**Directions for this task**.
Copy out each line containing "सफलत" from the entries below.

**Material supplied**.

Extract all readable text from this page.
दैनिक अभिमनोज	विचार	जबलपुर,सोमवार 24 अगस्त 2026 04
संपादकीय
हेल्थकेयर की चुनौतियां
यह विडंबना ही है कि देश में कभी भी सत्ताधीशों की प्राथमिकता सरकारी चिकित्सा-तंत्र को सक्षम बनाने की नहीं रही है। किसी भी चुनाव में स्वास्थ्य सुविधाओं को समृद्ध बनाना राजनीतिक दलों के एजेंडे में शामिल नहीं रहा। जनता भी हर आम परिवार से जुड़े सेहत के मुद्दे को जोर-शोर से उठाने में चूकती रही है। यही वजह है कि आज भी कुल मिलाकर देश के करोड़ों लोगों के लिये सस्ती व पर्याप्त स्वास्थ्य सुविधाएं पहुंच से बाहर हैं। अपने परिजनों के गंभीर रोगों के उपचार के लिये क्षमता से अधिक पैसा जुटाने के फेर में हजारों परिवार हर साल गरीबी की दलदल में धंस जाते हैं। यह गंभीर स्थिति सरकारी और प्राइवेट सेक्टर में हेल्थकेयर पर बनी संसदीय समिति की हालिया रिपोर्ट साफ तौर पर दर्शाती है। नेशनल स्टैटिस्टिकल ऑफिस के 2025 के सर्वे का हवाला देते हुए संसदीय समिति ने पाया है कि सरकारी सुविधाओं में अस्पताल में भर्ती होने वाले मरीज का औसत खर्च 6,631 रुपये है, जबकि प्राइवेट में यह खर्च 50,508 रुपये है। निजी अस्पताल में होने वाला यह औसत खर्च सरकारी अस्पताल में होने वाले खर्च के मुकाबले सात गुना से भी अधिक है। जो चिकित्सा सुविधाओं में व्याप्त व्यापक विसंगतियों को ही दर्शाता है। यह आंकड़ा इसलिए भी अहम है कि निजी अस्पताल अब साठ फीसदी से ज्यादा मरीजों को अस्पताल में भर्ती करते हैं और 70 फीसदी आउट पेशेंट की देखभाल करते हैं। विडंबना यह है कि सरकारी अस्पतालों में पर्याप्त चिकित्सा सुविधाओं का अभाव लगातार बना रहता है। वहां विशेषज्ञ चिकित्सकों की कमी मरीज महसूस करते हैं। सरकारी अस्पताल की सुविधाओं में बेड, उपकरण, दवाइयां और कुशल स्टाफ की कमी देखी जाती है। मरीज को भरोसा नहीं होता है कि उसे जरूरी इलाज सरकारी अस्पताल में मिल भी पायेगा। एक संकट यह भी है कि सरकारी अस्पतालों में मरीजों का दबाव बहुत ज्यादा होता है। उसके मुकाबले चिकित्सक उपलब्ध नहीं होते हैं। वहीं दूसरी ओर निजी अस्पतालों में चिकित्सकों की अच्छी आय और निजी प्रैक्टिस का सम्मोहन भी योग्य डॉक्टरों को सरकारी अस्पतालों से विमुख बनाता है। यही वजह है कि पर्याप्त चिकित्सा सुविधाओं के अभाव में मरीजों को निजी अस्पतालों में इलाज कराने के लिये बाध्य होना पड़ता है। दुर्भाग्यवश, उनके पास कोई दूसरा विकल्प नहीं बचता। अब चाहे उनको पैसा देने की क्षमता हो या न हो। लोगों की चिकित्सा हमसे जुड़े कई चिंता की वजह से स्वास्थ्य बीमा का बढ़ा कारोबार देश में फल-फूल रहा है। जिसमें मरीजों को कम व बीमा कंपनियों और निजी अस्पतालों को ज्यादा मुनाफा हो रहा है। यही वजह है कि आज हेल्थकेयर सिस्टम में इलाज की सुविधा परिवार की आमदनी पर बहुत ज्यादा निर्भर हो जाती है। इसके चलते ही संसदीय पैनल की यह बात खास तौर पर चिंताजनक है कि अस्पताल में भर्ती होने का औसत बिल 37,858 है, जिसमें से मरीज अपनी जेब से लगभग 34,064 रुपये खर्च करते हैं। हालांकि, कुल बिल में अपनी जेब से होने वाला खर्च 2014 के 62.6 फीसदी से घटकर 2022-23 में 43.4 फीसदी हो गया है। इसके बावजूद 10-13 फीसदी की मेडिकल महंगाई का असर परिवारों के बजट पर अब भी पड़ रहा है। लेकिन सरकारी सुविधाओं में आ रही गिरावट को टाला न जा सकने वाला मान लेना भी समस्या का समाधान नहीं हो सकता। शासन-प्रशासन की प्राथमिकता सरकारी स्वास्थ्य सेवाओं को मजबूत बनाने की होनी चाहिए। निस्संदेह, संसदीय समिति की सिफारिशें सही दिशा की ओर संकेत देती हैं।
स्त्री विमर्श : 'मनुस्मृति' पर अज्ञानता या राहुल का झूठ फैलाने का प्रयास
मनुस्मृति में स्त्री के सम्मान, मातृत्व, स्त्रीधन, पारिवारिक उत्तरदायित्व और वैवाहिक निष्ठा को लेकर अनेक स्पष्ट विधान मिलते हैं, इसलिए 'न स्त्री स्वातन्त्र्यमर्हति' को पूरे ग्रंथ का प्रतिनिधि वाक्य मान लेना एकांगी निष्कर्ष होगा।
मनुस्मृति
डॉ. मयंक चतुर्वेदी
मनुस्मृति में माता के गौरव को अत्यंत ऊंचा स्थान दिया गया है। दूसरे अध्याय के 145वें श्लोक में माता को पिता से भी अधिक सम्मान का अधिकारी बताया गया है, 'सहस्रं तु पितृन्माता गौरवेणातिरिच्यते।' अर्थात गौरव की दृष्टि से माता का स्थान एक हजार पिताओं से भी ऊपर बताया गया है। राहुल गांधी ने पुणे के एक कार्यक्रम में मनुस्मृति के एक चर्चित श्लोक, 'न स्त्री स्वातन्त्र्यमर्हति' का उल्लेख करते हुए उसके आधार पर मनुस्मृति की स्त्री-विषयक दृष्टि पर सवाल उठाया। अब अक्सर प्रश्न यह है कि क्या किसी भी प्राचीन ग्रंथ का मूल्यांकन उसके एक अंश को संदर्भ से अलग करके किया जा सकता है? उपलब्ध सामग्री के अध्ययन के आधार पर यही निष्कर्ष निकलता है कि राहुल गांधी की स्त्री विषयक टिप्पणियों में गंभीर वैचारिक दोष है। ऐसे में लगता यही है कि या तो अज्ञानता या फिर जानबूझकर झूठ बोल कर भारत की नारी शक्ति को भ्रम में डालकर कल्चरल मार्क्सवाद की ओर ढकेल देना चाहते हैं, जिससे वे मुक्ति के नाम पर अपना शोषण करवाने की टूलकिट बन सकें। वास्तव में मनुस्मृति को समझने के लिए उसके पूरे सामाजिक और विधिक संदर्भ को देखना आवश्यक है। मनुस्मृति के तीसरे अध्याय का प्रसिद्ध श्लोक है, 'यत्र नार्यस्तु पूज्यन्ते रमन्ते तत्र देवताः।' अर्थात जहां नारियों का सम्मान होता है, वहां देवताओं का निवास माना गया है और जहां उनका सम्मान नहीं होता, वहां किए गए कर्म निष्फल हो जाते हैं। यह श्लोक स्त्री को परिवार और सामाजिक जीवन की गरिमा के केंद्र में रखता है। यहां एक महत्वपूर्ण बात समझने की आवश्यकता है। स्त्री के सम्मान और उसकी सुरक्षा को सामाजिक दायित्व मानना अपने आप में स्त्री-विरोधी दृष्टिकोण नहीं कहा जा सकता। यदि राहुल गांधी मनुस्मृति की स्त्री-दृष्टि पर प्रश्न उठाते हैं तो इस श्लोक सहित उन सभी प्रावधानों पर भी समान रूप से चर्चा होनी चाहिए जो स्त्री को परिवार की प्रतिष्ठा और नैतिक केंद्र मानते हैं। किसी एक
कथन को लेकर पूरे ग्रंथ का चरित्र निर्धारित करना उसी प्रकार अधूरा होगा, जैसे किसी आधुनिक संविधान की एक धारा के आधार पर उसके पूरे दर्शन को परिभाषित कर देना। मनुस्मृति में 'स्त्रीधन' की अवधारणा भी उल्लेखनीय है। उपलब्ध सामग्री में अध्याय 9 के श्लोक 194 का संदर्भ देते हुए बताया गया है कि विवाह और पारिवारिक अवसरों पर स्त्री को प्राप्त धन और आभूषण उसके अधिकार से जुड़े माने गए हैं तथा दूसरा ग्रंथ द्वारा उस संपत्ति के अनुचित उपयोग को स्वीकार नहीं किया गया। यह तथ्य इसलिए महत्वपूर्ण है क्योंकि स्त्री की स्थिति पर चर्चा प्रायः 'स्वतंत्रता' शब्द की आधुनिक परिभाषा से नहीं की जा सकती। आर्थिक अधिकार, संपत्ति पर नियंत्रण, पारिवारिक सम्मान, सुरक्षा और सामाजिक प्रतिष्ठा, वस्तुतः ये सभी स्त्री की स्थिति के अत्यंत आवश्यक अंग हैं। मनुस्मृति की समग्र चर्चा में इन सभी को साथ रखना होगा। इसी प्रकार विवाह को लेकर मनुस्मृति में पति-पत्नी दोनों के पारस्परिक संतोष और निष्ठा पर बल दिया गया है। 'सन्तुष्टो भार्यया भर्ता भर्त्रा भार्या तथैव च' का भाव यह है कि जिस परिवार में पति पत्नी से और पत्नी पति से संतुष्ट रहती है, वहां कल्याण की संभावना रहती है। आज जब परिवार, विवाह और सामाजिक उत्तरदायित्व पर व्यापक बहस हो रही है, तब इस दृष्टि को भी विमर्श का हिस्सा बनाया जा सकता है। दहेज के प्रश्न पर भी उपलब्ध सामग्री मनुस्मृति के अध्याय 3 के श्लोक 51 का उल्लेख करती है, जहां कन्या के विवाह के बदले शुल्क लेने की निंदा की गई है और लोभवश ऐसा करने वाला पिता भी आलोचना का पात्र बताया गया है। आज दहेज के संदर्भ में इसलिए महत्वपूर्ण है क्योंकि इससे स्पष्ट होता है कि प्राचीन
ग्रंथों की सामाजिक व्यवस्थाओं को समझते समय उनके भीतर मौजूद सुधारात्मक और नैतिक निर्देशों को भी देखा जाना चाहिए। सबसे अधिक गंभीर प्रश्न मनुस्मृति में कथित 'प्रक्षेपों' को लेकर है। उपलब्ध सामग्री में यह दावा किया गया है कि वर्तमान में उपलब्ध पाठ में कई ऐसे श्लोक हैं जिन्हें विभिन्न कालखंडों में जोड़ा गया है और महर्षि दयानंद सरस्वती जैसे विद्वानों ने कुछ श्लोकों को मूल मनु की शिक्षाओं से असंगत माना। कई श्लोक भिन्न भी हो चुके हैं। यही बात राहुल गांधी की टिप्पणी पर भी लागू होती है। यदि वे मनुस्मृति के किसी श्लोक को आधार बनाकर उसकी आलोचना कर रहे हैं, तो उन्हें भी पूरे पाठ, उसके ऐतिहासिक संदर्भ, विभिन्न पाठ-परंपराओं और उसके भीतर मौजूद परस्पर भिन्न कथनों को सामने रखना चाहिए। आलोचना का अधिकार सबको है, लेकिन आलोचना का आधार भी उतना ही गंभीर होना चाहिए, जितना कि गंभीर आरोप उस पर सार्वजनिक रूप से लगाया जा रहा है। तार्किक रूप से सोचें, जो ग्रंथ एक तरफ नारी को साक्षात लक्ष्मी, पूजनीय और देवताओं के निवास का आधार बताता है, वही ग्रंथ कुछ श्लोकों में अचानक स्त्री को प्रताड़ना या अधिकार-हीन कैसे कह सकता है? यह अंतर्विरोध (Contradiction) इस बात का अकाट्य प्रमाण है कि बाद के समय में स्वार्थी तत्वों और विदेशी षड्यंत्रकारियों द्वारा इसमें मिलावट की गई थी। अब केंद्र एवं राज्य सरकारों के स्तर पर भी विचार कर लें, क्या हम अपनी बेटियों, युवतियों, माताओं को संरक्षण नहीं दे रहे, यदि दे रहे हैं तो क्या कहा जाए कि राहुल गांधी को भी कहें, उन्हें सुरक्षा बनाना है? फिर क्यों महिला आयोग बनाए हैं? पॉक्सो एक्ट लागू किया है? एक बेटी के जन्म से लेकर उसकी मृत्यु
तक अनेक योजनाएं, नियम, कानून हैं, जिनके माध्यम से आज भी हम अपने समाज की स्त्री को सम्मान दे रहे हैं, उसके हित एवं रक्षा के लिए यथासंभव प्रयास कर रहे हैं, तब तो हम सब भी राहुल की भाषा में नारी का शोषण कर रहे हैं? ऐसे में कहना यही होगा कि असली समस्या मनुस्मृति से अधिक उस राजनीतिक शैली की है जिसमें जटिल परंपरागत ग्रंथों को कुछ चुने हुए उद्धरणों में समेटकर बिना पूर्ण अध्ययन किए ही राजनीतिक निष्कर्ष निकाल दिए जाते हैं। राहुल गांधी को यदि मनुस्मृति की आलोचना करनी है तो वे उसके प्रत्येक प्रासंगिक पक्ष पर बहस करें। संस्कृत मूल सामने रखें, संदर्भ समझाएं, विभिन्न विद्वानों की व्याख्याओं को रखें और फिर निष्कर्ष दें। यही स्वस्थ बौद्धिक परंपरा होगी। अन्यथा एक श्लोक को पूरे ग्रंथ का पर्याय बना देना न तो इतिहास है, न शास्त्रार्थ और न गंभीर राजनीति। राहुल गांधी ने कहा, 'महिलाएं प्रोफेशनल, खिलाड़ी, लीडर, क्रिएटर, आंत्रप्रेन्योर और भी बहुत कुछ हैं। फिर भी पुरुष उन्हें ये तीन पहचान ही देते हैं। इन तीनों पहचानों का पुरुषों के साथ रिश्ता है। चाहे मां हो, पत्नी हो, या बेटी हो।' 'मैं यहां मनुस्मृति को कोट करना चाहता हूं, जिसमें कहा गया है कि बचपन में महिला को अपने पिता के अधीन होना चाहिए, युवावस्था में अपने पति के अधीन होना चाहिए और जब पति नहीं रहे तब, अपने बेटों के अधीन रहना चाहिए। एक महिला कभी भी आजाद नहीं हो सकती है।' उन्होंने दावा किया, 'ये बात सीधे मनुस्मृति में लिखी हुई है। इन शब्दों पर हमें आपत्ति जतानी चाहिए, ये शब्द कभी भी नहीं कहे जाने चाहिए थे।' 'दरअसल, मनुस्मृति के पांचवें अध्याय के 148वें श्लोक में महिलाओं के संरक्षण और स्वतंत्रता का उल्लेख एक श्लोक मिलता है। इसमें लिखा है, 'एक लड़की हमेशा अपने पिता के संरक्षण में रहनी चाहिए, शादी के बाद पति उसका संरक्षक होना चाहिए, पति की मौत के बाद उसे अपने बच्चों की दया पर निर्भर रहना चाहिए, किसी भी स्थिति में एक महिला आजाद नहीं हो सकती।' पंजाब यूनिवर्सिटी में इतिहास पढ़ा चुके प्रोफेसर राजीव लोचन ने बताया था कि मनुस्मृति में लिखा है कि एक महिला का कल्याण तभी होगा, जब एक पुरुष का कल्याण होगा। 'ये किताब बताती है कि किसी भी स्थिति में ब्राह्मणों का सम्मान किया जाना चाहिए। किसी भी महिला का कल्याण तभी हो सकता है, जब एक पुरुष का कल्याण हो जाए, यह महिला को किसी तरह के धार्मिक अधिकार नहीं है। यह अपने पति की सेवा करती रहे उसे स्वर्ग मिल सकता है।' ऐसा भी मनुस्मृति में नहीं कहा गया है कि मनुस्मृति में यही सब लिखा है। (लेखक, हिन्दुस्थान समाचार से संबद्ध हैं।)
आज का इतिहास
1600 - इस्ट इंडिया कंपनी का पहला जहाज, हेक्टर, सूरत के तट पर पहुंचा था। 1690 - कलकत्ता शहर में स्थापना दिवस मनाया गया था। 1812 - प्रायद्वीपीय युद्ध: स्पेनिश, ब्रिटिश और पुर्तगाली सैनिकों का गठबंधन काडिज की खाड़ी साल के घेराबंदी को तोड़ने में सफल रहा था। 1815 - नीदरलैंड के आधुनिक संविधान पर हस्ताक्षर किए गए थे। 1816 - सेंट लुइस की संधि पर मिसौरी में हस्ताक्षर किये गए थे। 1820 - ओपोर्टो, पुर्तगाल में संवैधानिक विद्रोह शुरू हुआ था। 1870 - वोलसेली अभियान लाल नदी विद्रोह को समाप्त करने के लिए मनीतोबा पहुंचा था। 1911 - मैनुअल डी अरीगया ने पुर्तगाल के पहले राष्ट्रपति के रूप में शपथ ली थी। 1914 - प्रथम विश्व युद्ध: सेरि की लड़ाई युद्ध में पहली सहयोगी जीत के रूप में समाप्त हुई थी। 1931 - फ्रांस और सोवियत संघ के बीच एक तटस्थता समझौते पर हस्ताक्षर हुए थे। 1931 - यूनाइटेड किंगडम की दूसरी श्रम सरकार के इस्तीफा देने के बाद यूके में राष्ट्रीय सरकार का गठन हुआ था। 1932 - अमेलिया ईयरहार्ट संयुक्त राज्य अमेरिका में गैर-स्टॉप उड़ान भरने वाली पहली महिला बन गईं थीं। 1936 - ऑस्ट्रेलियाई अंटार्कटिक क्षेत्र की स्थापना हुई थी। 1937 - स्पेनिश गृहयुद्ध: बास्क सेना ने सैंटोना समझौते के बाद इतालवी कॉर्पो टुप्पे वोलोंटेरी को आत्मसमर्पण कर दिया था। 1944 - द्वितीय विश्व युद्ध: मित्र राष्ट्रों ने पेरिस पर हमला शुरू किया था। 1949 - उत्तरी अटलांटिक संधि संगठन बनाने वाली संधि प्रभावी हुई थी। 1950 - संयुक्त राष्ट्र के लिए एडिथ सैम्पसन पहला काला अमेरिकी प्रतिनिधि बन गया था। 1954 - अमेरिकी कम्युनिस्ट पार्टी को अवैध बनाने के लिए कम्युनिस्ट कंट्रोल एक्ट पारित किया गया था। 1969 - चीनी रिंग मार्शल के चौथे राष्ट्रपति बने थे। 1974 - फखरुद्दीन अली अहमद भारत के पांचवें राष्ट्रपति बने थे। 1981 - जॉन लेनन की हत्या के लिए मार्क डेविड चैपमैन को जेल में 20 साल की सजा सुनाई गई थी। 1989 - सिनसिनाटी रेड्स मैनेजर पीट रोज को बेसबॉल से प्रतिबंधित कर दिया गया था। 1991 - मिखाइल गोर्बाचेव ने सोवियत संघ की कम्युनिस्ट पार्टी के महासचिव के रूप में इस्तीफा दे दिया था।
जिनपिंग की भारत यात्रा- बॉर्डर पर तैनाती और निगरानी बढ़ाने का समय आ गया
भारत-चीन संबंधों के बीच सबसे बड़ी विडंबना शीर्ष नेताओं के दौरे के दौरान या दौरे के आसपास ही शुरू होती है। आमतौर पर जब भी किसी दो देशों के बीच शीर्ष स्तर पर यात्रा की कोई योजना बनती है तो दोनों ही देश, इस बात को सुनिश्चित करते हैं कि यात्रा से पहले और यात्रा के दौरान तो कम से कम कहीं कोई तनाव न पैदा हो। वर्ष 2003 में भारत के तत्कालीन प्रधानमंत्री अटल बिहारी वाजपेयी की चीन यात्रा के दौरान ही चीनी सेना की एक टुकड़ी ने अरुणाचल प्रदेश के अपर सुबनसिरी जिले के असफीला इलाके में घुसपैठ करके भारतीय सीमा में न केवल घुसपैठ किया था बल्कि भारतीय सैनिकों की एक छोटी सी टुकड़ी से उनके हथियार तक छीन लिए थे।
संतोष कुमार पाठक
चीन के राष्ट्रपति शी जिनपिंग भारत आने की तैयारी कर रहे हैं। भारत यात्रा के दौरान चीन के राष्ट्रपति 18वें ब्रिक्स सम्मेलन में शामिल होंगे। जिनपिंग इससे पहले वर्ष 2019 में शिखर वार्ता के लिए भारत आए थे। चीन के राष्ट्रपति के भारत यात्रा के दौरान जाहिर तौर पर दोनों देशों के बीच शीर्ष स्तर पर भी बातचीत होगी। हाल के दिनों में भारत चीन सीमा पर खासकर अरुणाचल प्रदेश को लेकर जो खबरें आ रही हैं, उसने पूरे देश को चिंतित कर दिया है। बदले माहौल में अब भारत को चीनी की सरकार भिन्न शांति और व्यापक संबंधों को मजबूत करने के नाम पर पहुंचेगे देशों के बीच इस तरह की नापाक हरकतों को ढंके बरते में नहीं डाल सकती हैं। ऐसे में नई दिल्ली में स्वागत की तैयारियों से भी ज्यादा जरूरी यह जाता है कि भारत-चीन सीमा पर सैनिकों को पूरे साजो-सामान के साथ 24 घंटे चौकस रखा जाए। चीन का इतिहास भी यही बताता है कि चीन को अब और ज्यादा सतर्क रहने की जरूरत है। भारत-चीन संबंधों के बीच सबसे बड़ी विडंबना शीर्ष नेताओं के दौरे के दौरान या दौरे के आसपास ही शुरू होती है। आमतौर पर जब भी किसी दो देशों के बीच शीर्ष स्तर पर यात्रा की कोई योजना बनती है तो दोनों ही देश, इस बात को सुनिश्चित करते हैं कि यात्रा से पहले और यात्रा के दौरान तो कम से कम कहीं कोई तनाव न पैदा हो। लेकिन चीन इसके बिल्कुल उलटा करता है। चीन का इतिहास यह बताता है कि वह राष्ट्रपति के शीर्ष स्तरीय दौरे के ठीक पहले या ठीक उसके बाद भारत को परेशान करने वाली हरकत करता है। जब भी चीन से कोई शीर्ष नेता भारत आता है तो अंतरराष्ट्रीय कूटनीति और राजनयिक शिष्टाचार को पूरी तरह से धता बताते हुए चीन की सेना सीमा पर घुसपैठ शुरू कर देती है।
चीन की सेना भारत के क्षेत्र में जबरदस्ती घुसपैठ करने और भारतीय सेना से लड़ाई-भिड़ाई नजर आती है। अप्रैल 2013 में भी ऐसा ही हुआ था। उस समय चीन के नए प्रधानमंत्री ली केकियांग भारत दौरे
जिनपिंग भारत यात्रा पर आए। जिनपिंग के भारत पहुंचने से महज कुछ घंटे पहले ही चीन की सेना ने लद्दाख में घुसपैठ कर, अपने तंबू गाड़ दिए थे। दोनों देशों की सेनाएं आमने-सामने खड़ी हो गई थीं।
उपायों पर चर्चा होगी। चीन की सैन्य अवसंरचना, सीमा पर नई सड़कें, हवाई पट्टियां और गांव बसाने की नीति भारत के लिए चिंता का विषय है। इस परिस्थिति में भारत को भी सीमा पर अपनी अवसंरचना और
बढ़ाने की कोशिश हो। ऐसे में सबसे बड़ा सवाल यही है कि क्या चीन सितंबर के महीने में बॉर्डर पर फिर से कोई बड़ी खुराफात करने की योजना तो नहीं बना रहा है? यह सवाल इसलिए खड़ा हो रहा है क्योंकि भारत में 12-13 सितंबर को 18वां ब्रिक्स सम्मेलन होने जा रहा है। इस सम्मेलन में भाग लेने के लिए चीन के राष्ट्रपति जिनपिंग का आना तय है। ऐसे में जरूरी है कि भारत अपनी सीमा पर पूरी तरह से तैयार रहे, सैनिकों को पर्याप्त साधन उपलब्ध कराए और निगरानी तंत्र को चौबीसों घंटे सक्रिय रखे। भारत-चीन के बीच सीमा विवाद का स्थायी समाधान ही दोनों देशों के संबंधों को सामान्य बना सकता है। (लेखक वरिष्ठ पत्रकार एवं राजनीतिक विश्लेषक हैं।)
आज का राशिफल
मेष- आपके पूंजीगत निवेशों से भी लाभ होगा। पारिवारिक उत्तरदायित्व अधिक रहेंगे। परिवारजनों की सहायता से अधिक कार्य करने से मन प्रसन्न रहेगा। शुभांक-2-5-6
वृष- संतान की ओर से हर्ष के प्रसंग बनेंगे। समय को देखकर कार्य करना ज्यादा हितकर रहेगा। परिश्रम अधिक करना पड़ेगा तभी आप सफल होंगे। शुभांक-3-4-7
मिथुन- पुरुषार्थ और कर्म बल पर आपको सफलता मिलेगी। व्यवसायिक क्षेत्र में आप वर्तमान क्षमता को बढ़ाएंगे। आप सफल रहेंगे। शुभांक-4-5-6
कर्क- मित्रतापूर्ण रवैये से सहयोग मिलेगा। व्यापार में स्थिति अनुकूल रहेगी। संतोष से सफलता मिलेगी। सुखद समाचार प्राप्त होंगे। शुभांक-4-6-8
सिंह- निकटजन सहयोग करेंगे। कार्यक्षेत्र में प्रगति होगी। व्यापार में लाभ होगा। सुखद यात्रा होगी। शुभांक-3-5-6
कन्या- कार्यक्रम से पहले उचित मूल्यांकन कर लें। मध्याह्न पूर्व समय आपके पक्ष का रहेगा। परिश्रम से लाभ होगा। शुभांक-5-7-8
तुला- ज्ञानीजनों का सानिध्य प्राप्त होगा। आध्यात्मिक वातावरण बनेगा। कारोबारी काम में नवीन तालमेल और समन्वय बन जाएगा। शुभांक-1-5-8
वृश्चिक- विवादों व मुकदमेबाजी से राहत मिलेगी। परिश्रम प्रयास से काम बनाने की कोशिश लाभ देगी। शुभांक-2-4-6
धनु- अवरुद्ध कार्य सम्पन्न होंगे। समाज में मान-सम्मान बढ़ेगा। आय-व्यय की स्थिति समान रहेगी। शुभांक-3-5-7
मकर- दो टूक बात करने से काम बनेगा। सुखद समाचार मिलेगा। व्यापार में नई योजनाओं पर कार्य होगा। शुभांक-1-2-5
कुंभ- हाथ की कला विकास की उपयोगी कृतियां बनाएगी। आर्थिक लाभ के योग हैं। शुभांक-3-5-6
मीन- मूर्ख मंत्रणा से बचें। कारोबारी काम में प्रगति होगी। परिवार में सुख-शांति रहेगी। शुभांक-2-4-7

**Result of this exercise**.
मिथुन- पुरुषार्थ और कर्म बल पर आपको सफलता मिलेगी। व्यवसायिक क्षेत्र में आप वर्तमान क्षमता को बढ़ाएंगे। आप सफल रहेंगे। शुभांक-4-5-6
कर्क- मित्रतापूर्ण रवैये से सहयोग मिलेगा। व्यापार में स्थिति अनुकूल रहेगी। संतोष से सफलता मिलेगी। सुखद समाचार प्राप्त होंगे। शुभांक-4-6-8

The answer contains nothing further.